(Collection entries)
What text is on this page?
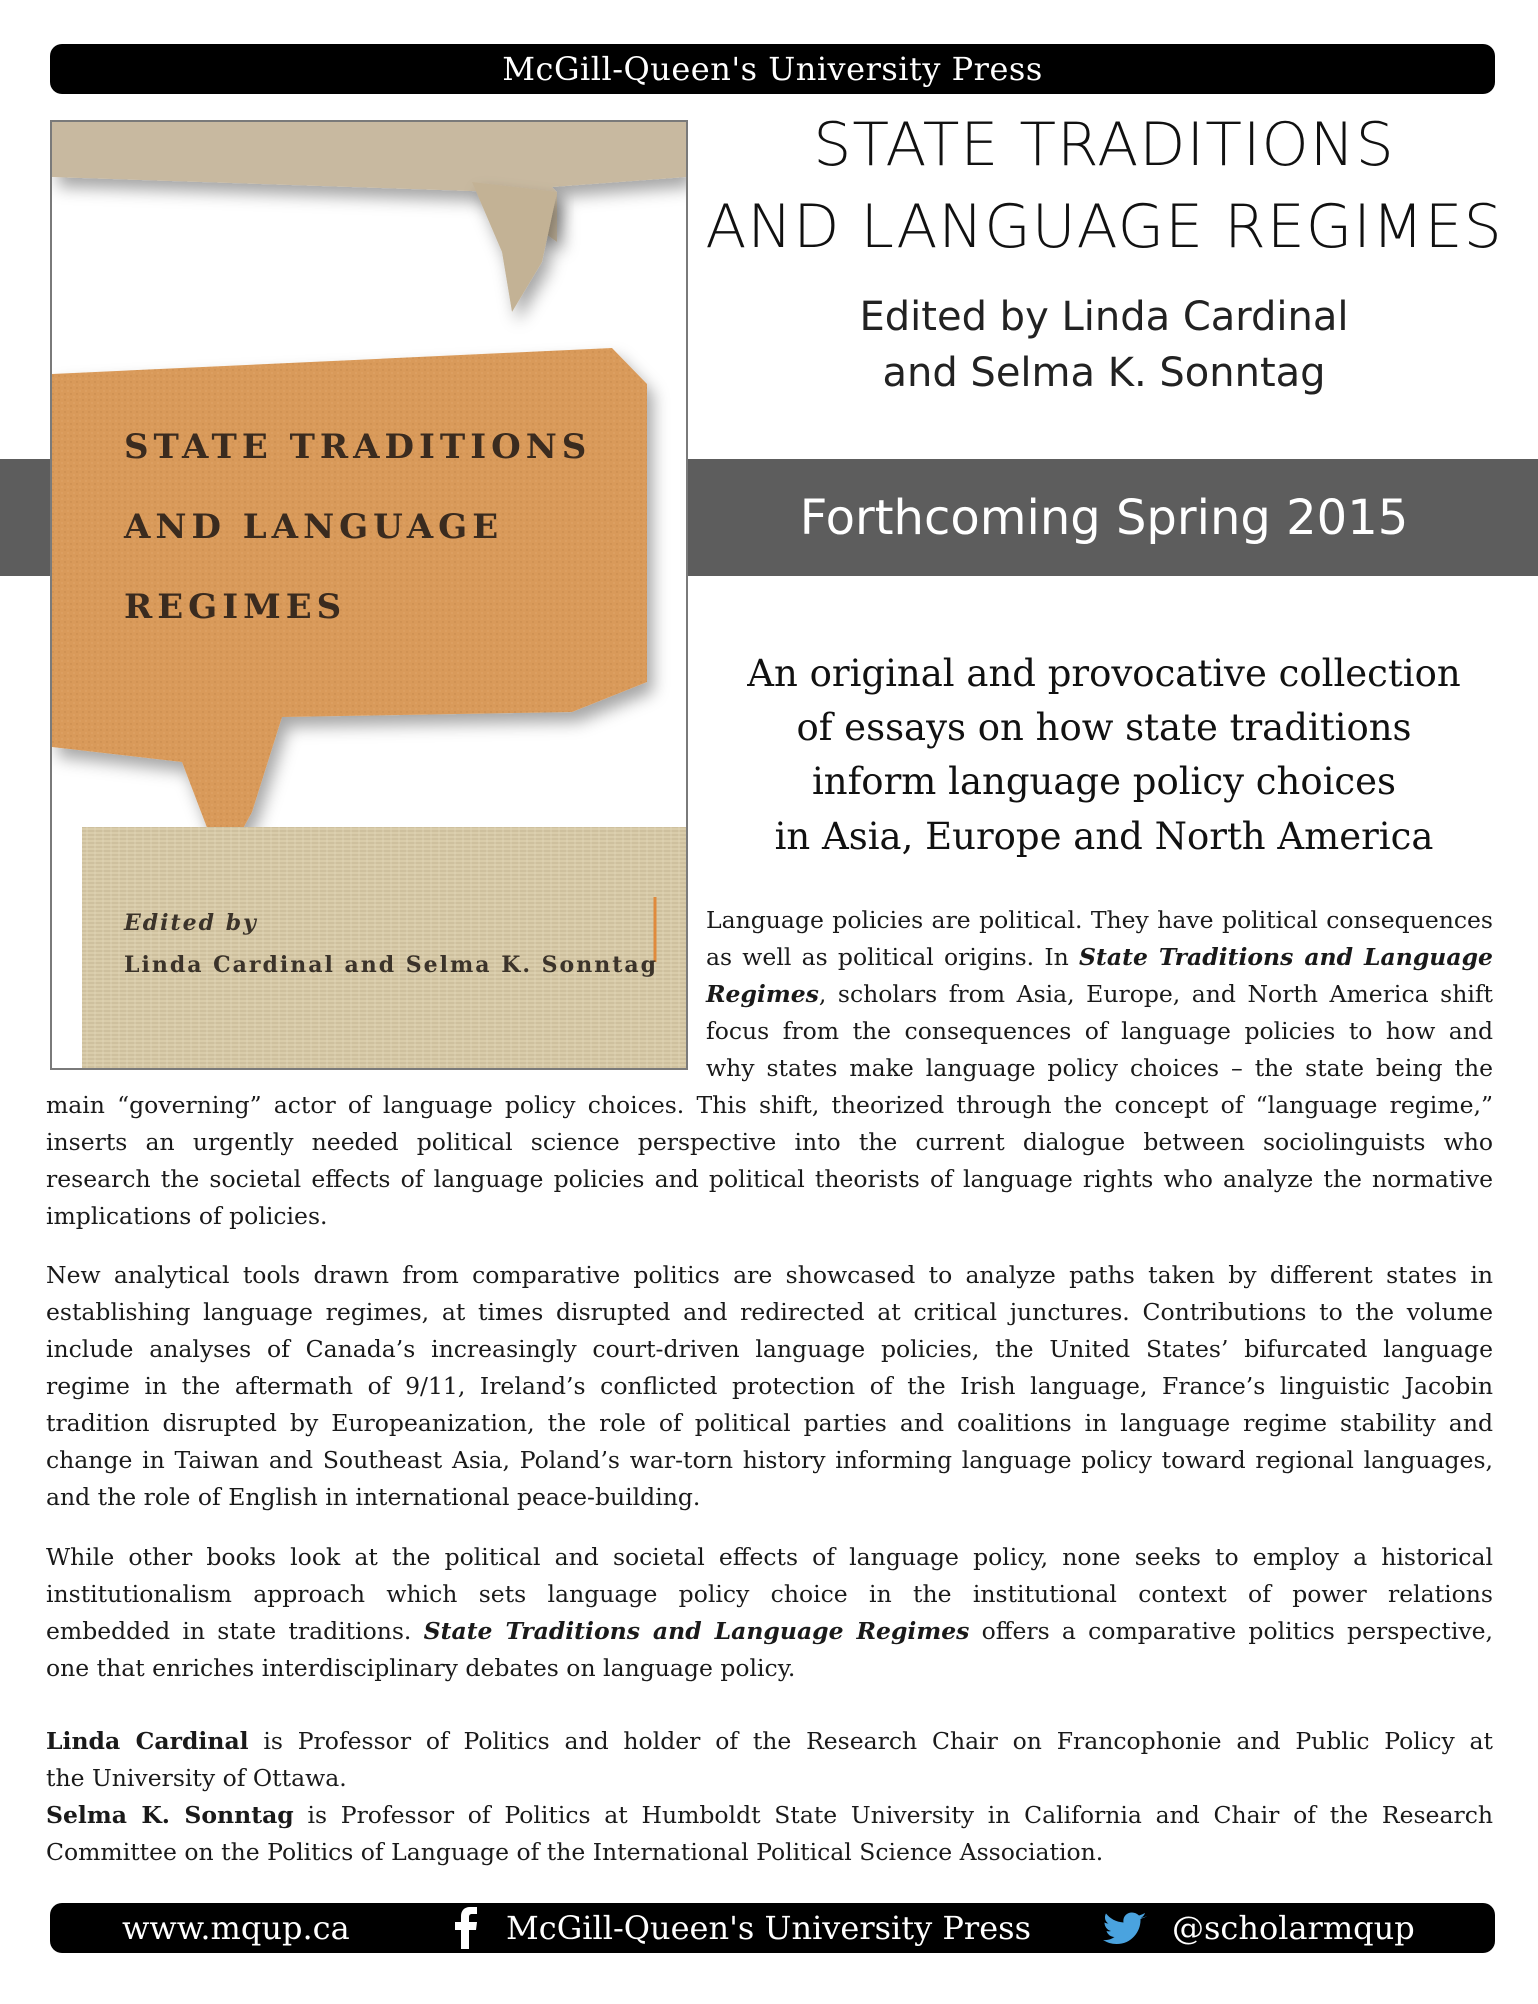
McGill-Queen's University Press
STATE TRADITIONS
AND LANGUAGE
REGIMES
Edited by
Linda Cardinal and Selma K. Sonntag
STATE TRADITIONS
AND LANGUAGE REGIMES
Edited by Linda Cardinal
and Selma K. Sonntag
Forthcoming Spring 2015
An original and provocative collection
of essays on how state traditions
inform language policy choices
in Asia, Europe and North America
Language policies are political. They have political consequences
as well as political origins. In State Traditions and Language
Regimes, scholars from Asia, Europe, and North America shift
focus from the consequences of language policies to how and
why states make language policy choices – the state being the
main “governing” actor of language policy choices. This shift, theorized through the concept of “language regime,”
inserts an urgently needed political science perspective into the current dialogue between sociolinguists who
research the societal effects of language policies and political theorists of language rights who analyze the normative
implications of policies.
New analytical tools drawn from comparative politics are showcased to analyze paths taken by different states in
establishing language regimes, at times disrupted and redirected at critical junctures. Contributions to the volume
include analyses of Canada’s increasingly court-driven language policies, the United States’ bifurcated language
regime in the aftermath of 9/11, Ireland’s conflicted protection of the Irish language, France’s linguistic Jacobin
tradition disrupted by Europeanization, the role of political parties and coalitions in language regime stability and
change in Taiwan and Southeast Asia, Poland’s war-torn history informing language policy toward regional languages,
and the role of English in international peace-building.
While other books look at the political and societal effects of language policy, none seeks to employ a historical
institutionalism approach which sets language policy choice in the institutional context of power relations
embedded in state traditions. State Traditions and Language Regimes offers a comparative politics perspective,
one that enriches interdisciplinary debates on language policy.
Linda Cardinal is Professor of Politics and holder of the Research Chair on Francophonie and Public Policy at
the University of Ottawa.
Selma K. Sonntag is Professor of Politics at Humboldt State University in California and Chair of the Research
Committee on the Politics of Language of the International Political Science Association.
www.mqup.ca	McGill-Queen's University Press	@scholarmqup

- WORK TO DO -
Transcribe the material exactly, keeping every word and none of the pictures.

- RIGHT ANSWER -
What text is on this page?
McGill-Queen's University Press
STATE TRADITIONS
AND LANGUAGE
REGIMES
Edited by
Linda Cardinal and Selma K. Sonntag
STATE TRADITIONS
AND LANGUAGE REGIMES
Edited by Linda Cardinal
and Selma K. Sonntag
Forthcoming Spring 2015
An original and provocative collection
of essays on how state traditions
inform language policy choices
in Asia, Europe and North America
Language policies are political. They have political consequences
as well as political origins. In State Traditions and Language
Regimes, scholars from Asia, Europe, and North America shift
focus from the consequences of language policies to how and
why states make language policy choices – the state being the
main “governing” actor of language policy choices. This shift, theorized through the concept of “language regime,”
inserts an urgently needed political science perspective into the current dialogue between sociolinguists who
research the societal effects of language policies and political theorists of language rights who analyze the normative
implications of policies.
New analytical tools drawn from comparative politics are showcased to analyze paths taken by different states in
establishing language regimes, at times disrupted and redirected at critical junctures. Contributions to the volume
include analyses of Canada’s increasingly court-driven language policies, the United States’ bifurcated language
regime in the aftermath of 9/11, Ireland’s conflicted protection of the Irish language, France’s linguistic Jacobin
tradition disrupted by Europeanization, the role of political parties and coalitions in language regime stability and
change in Taiwan and Southeast Asia, Poland’s war-torn history informing language policy toward regional languages,
and the role of English in international peace-building.
While other books look at the political and societal effects of language policy, none seeks to employ a historical
institutionalism approach which sets language policy choice in the institutional context of power relations
embedded in state traditions. State Traditions and Language Regimes offers a comparative politics perspective,
one that enriches interdisciplinary debates on language policy.
Linda Cardinal is Professor of Politics and holder of the Research Chair on Francophonie and Public Policy at
the University of Ottawa.
Selma K. Sonntag is Professor of Politics at Humboldt State University in California and Chair of the Research
Committee on the Politics of Language of the International Political Science Association.
www.mqup.ca	McGill-Queen's University Press	@scholarmqup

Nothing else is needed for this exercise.